__Stated problem__
Copy out the entries below in full and exactly.

[Dataset entries on figures]

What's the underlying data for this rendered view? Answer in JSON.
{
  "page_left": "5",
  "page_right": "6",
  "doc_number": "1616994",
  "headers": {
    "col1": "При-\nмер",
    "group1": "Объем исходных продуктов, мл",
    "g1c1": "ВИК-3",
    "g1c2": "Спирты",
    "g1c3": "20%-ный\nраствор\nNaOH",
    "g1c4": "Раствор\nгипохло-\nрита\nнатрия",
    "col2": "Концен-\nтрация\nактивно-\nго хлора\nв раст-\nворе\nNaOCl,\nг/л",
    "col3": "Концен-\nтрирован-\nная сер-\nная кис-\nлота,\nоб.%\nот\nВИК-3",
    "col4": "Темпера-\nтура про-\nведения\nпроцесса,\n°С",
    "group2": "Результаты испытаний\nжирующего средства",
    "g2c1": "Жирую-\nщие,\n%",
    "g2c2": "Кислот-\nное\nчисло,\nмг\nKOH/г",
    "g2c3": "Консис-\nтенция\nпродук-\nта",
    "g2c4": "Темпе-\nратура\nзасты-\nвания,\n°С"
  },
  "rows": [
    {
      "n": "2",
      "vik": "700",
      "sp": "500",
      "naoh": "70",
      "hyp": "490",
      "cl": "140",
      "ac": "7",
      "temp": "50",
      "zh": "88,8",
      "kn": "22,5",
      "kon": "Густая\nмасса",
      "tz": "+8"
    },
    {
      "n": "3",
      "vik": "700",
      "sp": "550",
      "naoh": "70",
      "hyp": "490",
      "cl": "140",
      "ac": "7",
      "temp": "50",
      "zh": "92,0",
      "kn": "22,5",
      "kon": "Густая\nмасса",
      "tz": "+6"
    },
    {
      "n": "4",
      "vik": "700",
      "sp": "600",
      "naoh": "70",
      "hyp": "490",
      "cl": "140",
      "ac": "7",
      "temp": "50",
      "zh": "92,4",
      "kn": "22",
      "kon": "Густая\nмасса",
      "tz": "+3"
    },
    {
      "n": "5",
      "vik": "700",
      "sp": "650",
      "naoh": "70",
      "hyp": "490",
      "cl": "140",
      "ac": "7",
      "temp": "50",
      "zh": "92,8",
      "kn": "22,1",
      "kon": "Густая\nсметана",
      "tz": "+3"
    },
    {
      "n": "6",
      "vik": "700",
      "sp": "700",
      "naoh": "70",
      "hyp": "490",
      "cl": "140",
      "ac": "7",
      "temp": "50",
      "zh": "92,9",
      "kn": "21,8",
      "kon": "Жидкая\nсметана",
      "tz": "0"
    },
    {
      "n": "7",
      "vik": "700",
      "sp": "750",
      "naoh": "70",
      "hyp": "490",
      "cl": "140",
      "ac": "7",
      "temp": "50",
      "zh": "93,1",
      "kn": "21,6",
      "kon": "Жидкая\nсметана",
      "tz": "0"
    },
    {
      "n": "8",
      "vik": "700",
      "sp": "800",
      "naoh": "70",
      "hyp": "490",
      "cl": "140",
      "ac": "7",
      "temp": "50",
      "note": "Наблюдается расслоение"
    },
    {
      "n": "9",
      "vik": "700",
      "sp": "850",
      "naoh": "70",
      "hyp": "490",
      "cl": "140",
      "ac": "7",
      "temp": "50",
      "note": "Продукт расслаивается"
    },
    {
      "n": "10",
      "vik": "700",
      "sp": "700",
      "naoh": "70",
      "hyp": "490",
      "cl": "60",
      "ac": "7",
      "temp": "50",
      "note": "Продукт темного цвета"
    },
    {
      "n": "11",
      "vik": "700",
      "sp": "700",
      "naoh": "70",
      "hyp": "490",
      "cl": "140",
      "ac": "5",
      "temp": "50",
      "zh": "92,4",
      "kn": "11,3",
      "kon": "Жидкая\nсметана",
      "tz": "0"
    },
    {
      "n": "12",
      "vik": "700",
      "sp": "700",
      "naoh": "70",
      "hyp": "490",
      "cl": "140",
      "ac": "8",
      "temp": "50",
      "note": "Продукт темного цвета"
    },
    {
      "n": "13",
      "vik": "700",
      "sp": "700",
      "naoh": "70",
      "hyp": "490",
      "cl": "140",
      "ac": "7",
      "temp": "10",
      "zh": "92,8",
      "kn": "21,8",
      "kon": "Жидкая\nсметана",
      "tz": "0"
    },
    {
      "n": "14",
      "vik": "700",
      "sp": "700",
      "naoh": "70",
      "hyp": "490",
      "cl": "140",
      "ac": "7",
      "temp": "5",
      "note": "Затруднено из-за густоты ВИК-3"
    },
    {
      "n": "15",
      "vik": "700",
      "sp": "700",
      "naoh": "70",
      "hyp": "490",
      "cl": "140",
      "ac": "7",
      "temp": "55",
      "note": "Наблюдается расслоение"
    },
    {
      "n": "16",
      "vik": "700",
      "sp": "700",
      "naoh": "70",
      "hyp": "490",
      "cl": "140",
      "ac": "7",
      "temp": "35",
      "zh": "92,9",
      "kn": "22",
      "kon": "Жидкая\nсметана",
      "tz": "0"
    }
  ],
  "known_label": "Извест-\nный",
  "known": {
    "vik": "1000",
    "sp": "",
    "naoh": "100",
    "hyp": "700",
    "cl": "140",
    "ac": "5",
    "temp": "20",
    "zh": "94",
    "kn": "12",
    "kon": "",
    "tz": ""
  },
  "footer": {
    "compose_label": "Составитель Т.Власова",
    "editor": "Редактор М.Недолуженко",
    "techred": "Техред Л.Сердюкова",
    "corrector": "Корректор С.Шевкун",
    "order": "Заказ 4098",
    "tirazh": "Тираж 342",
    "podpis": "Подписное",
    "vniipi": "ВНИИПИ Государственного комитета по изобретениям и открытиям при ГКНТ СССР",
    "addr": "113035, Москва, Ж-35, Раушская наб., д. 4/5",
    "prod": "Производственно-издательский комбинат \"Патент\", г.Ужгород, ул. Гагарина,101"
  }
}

__Result below__
What's the underlying data for this rendered view? Answer in JSON.
{
  "page_left": "5",
  "page_right": "6",
  "doc_number": "1616994",
  "headers": {
    "col1": "При-\nмер",
    "group1": "Объем исходных продуктов, мл",
    "g1c1": "ВИК-3",
    "g1c2": "Спирты",
    "g1c3": "20%-ный\nраствор\nNaOH",
    "g1c4": "Раствор\nгипохло-\nрита\nнатрия",
    "col2": "Концен-\nтрация\nактивно-\nго хлора\nв раст-\nворе\nNaOCl,\nг/л",
    "col3": "Концен-\nтрирован-\nная сер-\nная кис-\nлота,\nоб.%\nот\nВИК-3",
    "col4": "Темпера-\nтура про-\nведения\nпроцесса,\n°С",
    "group2": "Результаты испытаний\nжирующего средства",
    "g2c1": "Жирую-\nщие,\n%",
    "g2c2": "Кислот-\nное\nчисло,\nмг\nKOH/г",
    "g2c3": "Консис-\nтенция\nпродук-\nта",
    "g2c4": "Темпе-\nратура\nзасты-\nвания,\n°С"
  },
  "rows": [
    {
      "n": "2",
      "vik": "700",
      "sp": "500",
      "naoh": "70",
      "hyp": "490",
      "cl": "140",
      "ac": "7",
      "temp": "50",
      "zh": "88,8",
      "kn": "22,5",
      "kon": "Густая\nмасса",
      "tz": "+8"
    },
    {
      "n": "3",
      "vik": "700",
      "sp": "550",
      "naoh": "70",
      "hyp": "490",
      "cl": "140",
      "ac": "7",
      "temp": "50",
      "zh": "92,0",
      "kn": "22,5",
      "kon": "Густая\nмасса",
      "tz": "+6"
    },
    {
      "n": "4",
      "vik": "700",
      "sp": "600",
      "naoh": "70",
      "hyp": "490",
      "cl": "140",
      "ac": "7",
      "temp": "50",
      "zh": "92,4",
      "kn": "22",
      "kon": "Густая\nмасса",
      "tz": "+3"
    },
    {
      "n": "5",
      "vik": "700",
      "sp": "650",
      "naoh": "70",
      "hyp": "490",
      "cl": "140",
      "ac": "7",
      "temp": "50",
      "zh": "92,8",
      "kn": "22,1",
      "kon": "Густая\nсметана",
      "tz": "+3"
    },
    {
      "n": "6",
      "vik": "700",
      "sp": "700",
      "naoh": "70",
      "hyp": "490",
      "cl": "140",
      "ac": "7",
      "temp": "50",
      "zh": "92,9",
      "kn": "21,8",
      "kon": "Жидкая\nсметана",
      "tz": "0"
    },
    {
      "n": "7",
      "vik": "700",
      "sp": "750",
      "naoh": "70",
      "hyp": "490",
      "cl": "140",
      "ac": "7",
      "temp": "50",
      "zh": "93,1",
      "kn": "21,6",
      "kon": "Жидкая\nсметана",
      "tz": "0"
    },
    {
      "n": "8",
      "vik": "700",
      "sp": "800",
      "naoh": "70",
      "hyp": "490",
      "cl": "140",
      "ac": "7",
      "temp": "50",
      "note": "Наблюдается расслоение"
    },
    {
      "n": "9",
      "vik": "700",
      "sp": "850",
      "naoh": "70",
      "hyp": "490",
      "cl": "140",
      "ac": "7",
      "temp": "50",
      "note": "Продукт расслаивается"
    },
    {
      "n": "10",
      "vik": "700",
      "sp": "700",
      "naoh": "70",
      "hyp": "490",
      "cl": "60",
      "ac": "7",
      "temp": "50",
      "note": "Продукт темного цвета"
    },
    {
      "n": "11",
      "vik": "700",
      "sp": "700",
      "naoh": "70",
      "hyp": "490",
      "cl": "140",
      "ac": "5",
      "temp": "50",
      "zh": "92,4",
      "kn": "11,3",
      "kon": "Жидкая\nсметана",
      "tz": "0"
    },
    {
      "n": "12",
      "vik": "700",
      "sp": "700",
      "naoh": "70",
      "hyp": "490",
      "cl": "140",
      "ac": "8",
      "temp": "50",
      "note": "Продукт темного цвета"
    },
    {
      "n": "13",
      "vik": "700",
      "sp": "700",
      "naoh": "70",
      "hyp": "490",
      "cl": "140",
      "ac": "7",
      "temp": "10",
      "zh": "92,8",
      "kn": "21,8",
      "kon": "Жидкая\nсметана",
      "tz": "0"
    },
    {
      "n": "14",
      "vik": "700",
      "sp": "700",
      "naoh": "70",
      "hyp": "490",
      "cl": "140",
      "ac": "7",
      "temp": "5",
      "note": "Затруднено из-за густоты ВИК-3"
    },
    {
      "n": "15",
      "vik": "700",
      "sp": "700",
      "naoh": "70",
      "hyp": "490",
      "cl": "140",
      "ac": "7",
      "temp": "55",
      "note": "Наблюдается расслоение"
    },
    {
      "n": "16",
      "vik": "700",
      "sp": "700",
      "naoh": "70",
      "hyp": "490",
      "cl": "140",
      "ac": "7",
      "temp": "35",
      "zh": "92,9",
      "kn": "22",
      "kon": "Жидкая\nсметана",
      "tz": "0"
    }
  ],
  "known_label": "Извест-\nный",
  "known": {
    "vik": "1000",
    "sp": "",
    "naoh": "100",
    "hyp": "700",
    "cl": "140",
    "ac": "5",
    "temp": "20",
    "zh": "94",
    "kn": "12",
    "kon": "",
    "tz": ""
  },
  "footer": {
    "compose_label": "Составитель Т.Власова",
    "editor": "Редактор М.Недолуженко",
    "techred": "Техред Л.Сердюкова",
    "corrector": "Корректор С.Шевкун",
    "order": "Заказ 4098",
    "tirazh": "Тираж 342",
    "podpis": "Подписное",
    "vniipi": "ВНИИПИ Государственного комитета по изобретениям и открытиям при ГКНТ СССР",
    "addr": "113035, Москва, Ж-35, Раушская наб., д. 4/5",
    "prod": "Производственно-издательский комбинат \"Патент\", г.Ужгород, ул. Гагарина,101"
  }
}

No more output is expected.